[Problem details]: Copy each line of the records that contains the word "Мордовия".

----------------------------------------

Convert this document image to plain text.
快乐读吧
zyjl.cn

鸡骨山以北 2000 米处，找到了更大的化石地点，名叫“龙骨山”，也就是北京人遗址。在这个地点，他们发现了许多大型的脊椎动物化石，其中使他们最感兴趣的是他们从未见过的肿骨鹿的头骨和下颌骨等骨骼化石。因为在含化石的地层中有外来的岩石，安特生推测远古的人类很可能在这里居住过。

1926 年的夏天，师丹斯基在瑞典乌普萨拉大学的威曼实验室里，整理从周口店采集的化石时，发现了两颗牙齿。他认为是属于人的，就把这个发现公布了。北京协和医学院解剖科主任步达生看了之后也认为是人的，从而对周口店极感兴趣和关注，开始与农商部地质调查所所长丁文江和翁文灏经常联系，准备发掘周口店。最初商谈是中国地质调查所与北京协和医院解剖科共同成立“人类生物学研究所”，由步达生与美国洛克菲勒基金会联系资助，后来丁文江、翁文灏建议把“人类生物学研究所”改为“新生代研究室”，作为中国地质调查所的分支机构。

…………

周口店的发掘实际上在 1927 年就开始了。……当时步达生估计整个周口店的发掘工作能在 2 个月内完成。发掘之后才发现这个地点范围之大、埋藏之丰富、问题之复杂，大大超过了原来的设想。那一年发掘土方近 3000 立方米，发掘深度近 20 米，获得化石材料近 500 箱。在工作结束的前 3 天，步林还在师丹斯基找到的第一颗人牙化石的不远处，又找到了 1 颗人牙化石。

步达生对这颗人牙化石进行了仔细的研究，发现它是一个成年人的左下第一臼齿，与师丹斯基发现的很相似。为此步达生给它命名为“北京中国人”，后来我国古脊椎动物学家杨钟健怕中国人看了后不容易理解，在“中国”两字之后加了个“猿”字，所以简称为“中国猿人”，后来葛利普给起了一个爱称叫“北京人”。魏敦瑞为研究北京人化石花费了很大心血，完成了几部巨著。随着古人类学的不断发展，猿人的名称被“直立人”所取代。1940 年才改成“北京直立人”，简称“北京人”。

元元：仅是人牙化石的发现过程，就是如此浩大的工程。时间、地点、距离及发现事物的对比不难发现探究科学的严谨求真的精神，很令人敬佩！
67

----------------------------------------

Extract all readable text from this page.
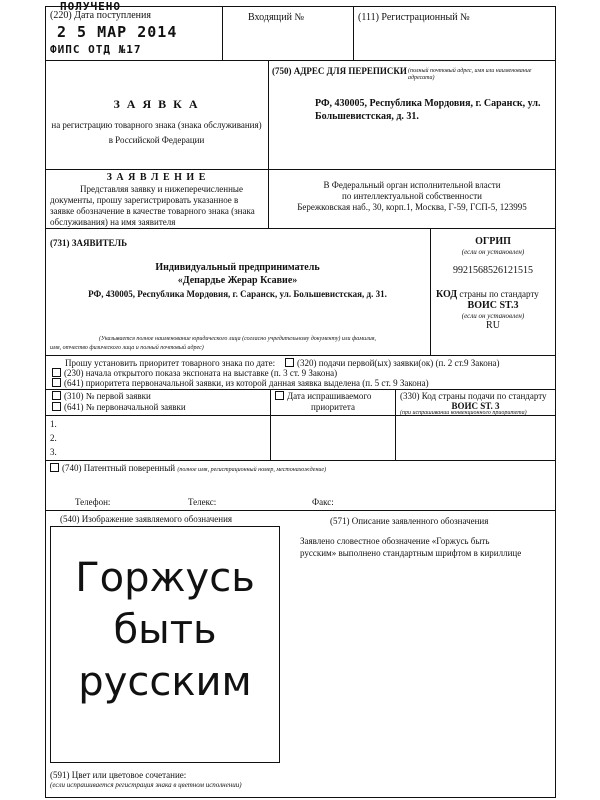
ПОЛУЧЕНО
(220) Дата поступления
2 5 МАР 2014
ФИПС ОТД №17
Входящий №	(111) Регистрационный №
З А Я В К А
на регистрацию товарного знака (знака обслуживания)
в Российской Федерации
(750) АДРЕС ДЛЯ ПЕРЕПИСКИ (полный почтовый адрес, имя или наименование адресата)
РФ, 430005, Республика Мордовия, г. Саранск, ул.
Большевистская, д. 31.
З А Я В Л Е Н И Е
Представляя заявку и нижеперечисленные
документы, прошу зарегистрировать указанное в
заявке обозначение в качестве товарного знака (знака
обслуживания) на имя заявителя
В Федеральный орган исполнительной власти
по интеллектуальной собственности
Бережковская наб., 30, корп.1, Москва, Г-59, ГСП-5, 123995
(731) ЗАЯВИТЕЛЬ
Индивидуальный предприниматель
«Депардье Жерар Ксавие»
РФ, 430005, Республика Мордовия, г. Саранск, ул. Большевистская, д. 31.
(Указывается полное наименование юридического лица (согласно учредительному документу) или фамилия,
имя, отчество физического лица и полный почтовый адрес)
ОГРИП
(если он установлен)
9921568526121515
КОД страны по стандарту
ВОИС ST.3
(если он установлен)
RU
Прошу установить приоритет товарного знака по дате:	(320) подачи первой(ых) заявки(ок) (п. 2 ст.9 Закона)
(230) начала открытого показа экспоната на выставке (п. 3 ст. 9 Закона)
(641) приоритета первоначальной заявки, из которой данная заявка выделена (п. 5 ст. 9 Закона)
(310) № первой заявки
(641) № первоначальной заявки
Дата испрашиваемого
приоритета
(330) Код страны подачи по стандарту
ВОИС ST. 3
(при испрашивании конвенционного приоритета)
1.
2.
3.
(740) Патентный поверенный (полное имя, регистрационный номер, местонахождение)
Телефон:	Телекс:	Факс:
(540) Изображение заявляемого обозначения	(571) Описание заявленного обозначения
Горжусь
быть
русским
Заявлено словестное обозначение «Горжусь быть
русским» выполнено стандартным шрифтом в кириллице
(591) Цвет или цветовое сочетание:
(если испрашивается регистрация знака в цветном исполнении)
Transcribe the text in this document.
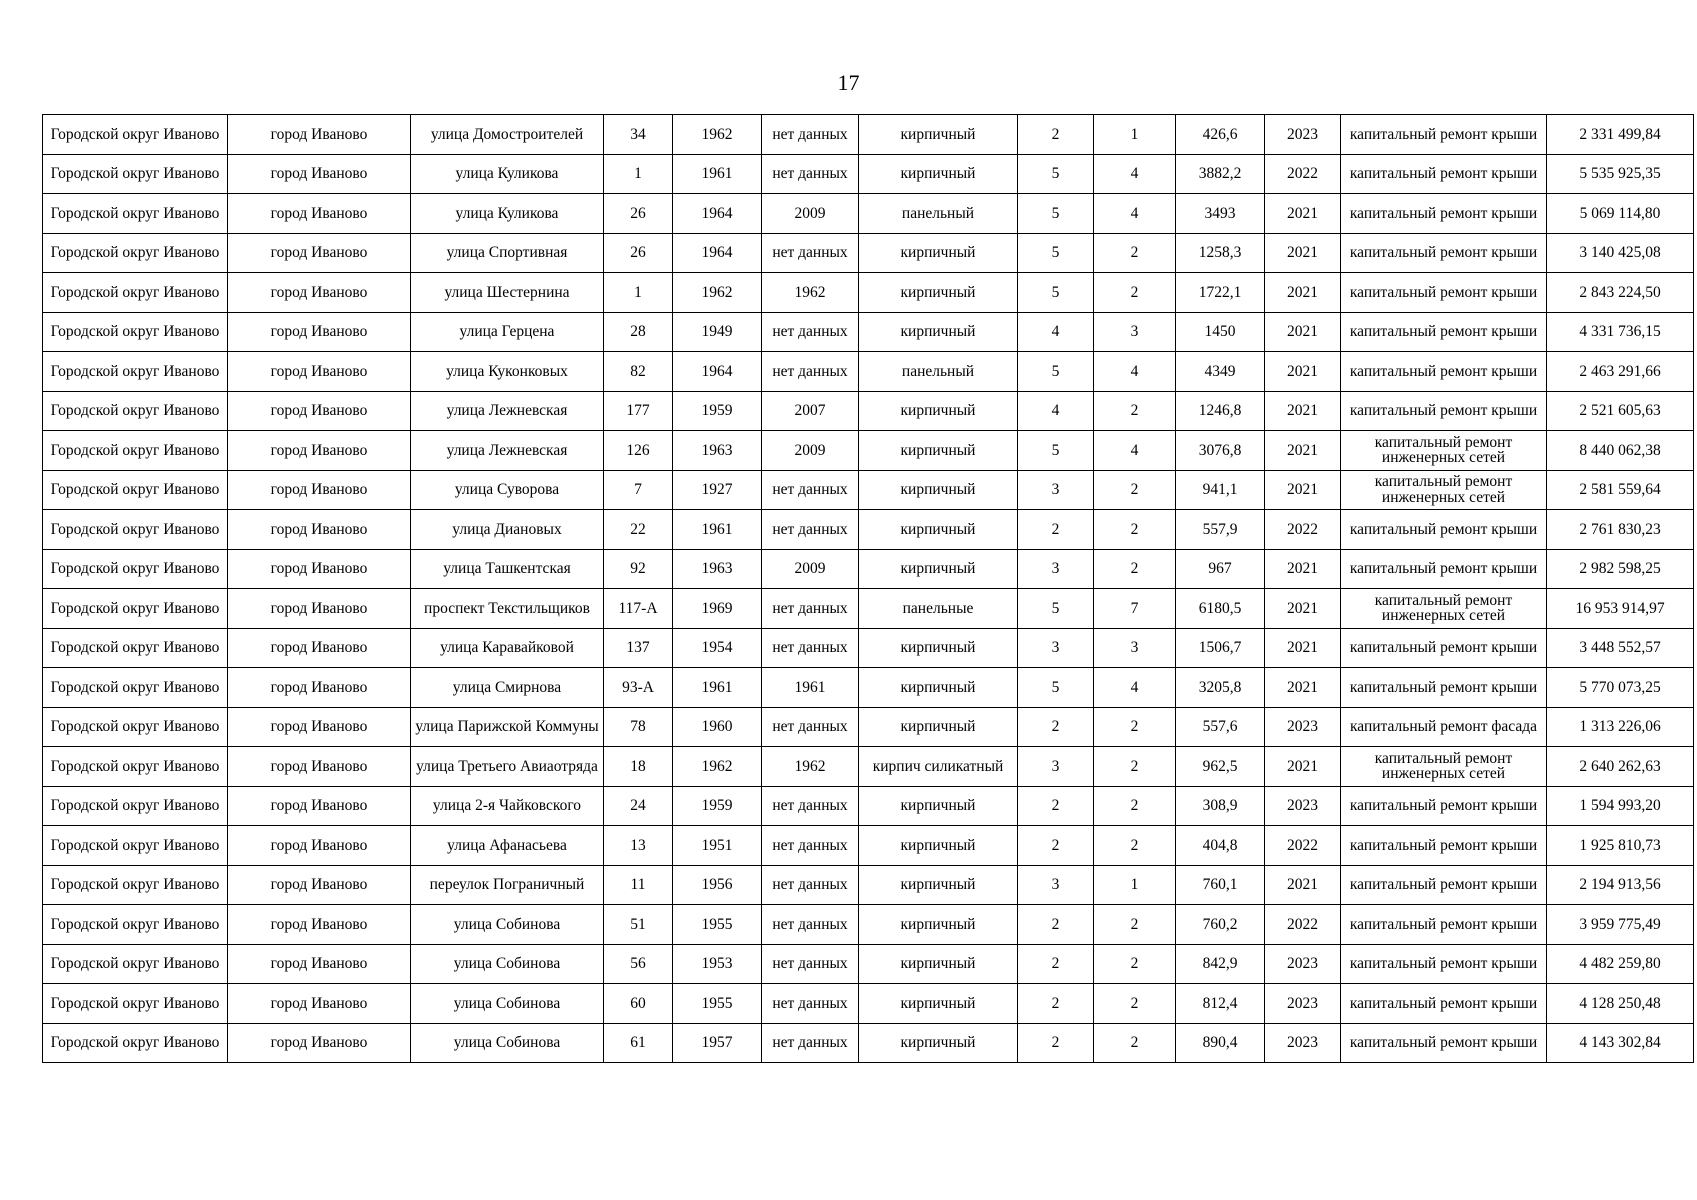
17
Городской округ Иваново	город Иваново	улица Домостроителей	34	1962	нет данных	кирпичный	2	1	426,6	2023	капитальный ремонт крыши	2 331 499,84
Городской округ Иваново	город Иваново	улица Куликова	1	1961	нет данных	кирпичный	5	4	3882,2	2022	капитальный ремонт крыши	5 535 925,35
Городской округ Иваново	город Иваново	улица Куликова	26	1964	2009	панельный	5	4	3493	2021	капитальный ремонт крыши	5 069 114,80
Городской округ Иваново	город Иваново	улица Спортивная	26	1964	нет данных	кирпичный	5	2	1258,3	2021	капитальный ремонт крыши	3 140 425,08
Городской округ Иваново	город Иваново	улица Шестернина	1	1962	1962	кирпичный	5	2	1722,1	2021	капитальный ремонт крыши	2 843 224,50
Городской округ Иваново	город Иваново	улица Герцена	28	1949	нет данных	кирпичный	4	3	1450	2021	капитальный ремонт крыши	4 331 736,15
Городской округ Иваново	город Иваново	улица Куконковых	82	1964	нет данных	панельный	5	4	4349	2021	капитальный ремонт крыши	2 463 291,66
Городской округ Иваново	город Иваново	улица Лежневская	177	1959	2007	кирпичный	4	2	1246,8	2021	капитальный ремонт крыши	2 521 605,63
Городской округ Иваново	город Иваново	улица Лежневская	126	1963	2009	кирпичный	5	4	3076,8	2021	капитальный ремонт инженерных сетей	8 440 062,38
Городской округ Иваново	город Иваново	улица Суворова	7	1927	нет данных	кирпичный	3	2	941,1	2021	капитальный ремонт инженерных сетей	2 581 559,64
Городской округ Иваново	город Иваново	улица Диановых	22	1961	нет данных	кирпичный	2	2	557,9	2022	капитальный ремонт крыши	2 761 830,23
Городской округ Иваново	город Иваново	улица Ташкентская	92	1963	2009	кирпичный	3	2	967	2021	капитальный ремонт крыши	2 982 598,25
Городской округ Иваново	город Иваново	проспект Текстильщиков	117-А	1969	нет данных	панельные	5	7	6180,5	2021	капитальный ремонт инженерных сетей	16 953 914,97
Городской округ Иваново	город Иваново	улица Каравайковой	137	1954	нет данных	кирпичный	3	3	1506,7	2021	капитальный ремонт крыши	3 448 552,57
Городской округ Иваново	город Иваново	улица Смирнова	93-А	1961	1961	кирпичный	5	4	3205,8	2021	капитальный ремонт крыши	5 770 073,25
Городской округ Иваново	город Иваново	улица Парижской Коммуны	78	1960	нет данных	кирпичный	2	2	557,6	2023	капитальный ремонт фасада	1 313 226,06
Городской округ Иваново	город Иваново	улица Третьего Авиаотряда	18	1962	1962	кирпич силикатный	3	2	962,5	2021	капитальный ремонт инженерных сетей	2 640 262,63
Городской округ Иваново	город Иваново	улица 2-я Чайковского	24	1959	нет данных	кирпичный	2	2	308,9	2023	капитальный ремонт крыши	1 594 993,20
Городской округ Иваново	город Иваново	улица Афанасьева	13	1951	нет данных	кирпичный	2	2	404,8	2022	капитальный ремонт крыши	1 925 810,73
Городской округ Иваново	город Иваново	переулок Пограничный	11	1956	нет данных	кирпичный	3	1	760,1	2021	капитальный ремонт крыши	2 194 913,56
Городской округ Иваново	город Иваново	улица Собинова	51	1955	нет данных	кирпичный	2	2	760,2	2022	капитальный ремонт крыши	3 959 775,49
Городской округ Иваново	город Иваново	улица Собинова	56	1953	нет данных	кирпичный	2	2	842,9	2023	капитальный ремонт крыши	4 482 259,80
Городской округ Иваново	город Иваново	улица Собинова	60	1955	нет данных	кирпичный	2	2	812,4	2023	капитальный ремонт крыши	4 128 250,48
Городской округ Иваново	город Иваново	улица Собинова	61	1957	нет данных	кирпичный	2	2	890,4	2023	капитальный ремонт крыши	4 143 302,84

----------------------------------------

[Task answer]:
РФ, 430005, Республика Мордовия, г. Саранск, ул.
РФ, 430005, Республика Мордовия, г. Саранск, ул. Большевистская, д. 31.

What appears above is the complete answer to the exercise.